> Job
Copy out every line in the entries below that includes "simulation".

● ● ● ●

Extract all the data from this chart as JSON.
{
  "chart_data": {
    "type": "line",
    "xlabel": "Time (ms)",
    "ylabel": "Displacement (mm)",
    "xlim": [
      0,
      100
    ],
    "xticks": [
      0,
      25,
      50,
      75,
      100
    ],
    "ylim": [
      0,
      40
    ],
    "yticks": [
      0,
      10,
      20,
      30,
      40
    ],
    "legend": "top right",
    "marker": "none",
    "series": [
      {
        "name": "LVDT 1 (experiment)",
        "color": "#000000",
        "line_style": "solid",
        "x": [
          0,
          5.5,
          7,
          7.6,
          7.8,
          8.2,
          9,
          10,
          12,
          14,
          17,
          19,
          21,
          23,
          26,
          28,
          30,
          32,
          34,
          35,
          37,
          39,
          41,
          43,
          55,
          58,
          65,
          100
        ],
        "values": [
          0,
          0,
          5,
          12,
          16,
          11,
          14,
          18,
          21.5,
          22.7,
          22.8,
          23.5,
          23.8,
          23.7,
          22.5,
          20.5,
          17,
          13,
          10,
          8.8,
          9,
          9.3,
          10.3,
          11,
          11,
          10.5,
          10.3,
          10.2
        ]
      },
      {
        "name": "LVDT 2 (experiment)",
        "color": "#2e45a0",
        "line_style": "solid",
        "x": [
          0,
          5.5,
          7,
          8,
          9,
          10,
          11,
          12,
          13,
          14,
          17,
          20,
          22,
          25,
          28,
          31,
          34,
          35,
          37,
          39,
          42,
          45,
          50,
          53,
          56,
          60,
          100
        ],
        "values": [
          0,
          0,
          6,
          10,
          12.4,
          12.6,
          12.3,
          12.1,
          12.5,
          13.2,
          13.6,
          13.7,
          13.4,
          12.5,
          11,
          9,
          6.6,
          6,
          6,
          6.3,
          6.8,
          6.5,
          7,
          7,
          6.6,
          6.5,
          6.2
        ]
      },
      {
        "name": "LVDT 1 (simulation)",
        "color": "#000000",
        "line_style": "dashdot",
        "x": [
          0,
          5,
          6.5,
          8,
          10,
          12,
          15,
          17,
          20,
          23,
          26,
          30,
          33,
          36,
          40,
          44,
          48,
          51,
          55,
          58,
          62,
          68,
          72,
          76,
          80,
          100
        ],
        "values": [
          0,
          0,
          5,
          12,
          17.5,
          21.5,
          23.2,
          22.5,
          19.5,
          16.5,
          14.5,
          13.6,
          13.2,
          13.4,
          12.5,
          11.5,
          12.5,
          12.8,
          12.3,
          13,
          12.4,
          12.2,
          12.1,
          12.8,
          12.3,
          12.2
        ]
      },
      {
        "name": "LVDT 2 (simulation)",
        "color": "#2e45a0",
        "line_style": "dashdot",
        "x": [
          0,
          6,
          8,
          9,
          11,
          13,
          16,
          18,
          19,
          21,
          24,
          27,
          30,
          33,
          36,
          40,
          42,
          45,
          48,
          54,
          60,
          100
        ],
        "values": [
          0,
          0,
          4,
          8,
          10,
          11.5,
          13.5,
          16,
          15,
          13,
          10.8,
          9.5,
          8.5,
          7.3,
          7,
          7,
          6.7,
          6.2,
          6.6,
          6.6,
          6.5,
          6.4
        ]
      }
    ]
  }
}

● ● ● ●

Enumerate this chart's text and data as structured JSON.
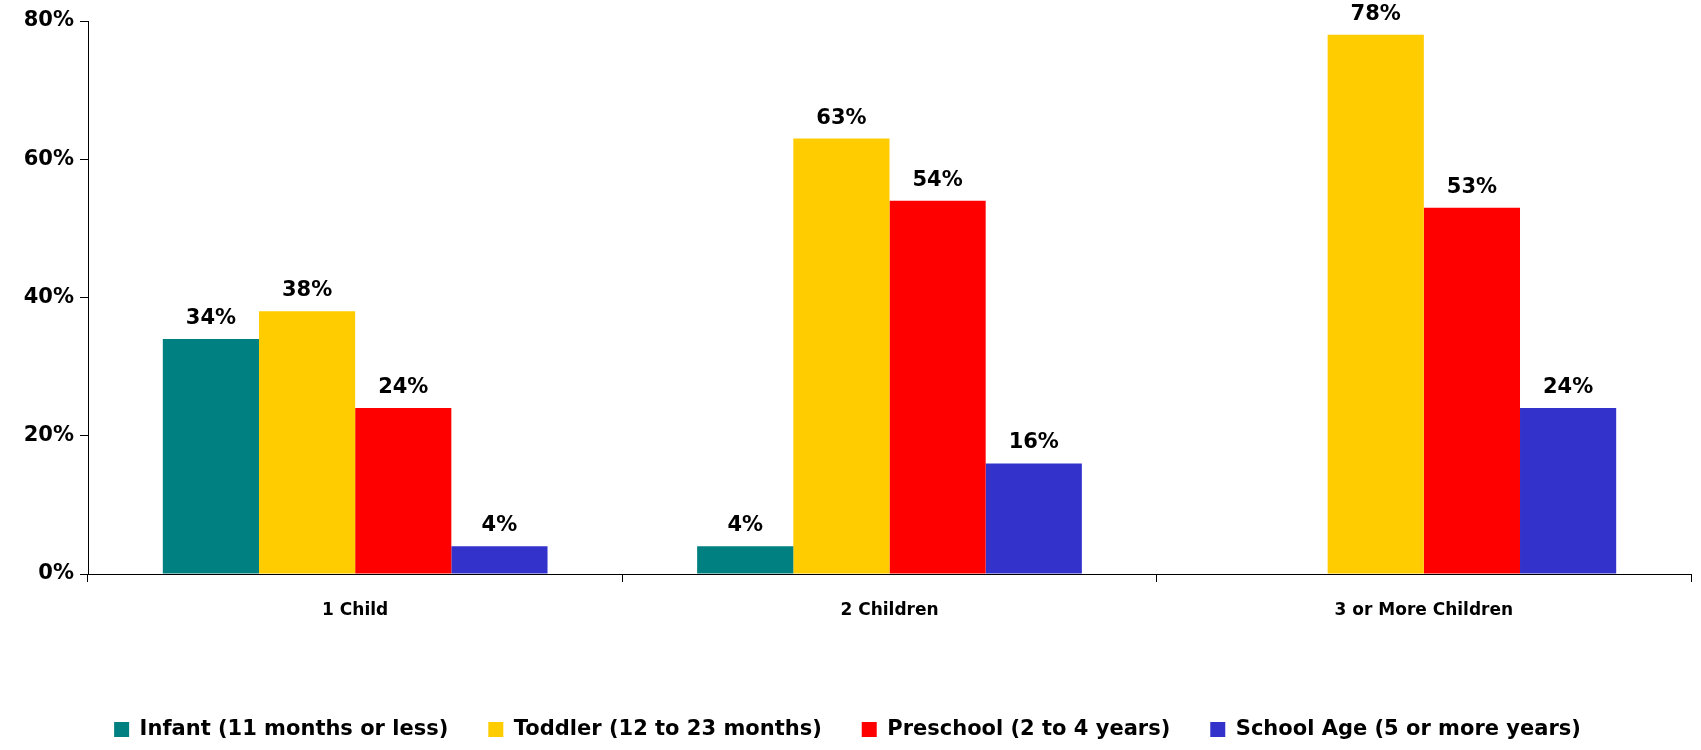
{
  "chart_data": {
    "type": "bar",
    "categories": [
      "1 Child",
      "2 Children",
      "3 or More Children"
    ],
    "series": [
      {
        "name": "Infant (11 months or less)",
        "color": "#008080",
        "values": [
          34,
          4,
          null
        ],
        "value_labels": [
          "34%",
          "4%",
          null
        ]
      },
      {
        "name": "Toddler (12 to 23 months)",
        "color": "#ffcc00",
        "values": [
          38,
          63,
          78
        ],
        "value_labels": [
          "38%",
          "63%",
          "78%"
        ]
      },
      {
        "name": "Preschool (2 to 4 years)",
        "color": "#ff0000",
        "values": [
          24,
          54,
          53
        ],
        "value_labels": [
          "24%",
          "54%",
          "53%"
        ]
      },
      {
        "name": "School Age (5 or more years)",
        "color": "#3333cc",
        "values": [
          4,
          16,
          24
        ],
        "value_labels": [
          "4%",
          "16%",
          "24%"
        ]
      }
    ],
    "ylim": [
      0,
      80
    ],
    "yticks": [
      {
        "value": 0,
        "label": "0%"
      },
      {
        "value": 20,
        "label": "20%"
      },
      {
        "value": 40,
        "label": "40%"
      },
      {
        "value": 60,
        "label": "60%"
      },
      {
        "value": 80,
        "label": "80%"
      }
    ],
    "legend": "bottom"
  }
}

● ● ● ●

> Response for this exercise
        "name": "LVDT 1 (simulation)",
        "name": "LVDT 2 (simulation)",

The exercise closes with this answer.